(Data records)
——

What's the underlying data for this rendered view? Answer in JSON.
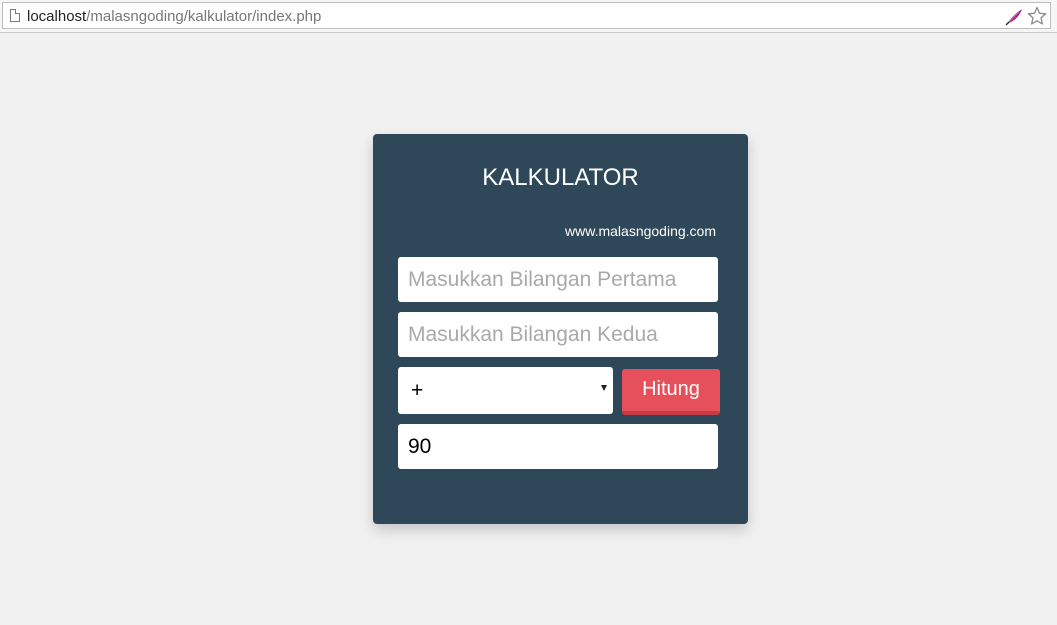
{
  "browser": {
    "url_host": "localhost",
    "url_path": "/malasngoding/kalkulator/index.php",
    "icons": [
      "page-icon",
      "feather-extension-icon",
      "star-bookmark-icon"
    ]
  },
  "calculator": {
    "title": "KALKULATOR",
    "site_link": "www.malasngoding.com",
    "first_input_placeholder": "Masukkan Bilangan Pertama",
    "second_input_placeholder": "Masukkan Bilangan Kedua",
    "operator_selected": "+",
    "submit_label": "Hitung",
    "result_value": "90"
  },
  "colors": {
    "page_background": "#f1f1f1",
    "card_background": "#2f4859",
    "button_background": "#e5505a",
    "button_shadow": "#c63c46"
  }
}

——

* [PROBLEM] Leave the pictures out and write out every entry exactly as given.

* [FINISHED TASK]
What's the underlying data for this rendered view? Answer in JSON.
{
  "browser": {
    "url_host": "localhost",
    "url_path": "/malasngoding/kalkulator/index.php",
    "icons": [
      "page-icon",
      "feather-extension-icon",
      "star-bookmark-icon"
    ]
  },
  "calculator": {
    "title": "KALKULATOR",
    "site_link": "www.malasngoding.com",
    "first_input_placeholder": "Masukkan Bilangan Pertama",
    "second_input_placeholder": "Masukkan Bilangan Kedua",
    "operator_selected": "+",
    "submit_label": "Hitung",
    "result_value": "90"
  },
  "colors": {
    "page_background": "#f1f1f1",
    "card_background": "#2f4859",
    "button_background": "#e5505a",
    "button_shadow": "#c63c46"
  }
}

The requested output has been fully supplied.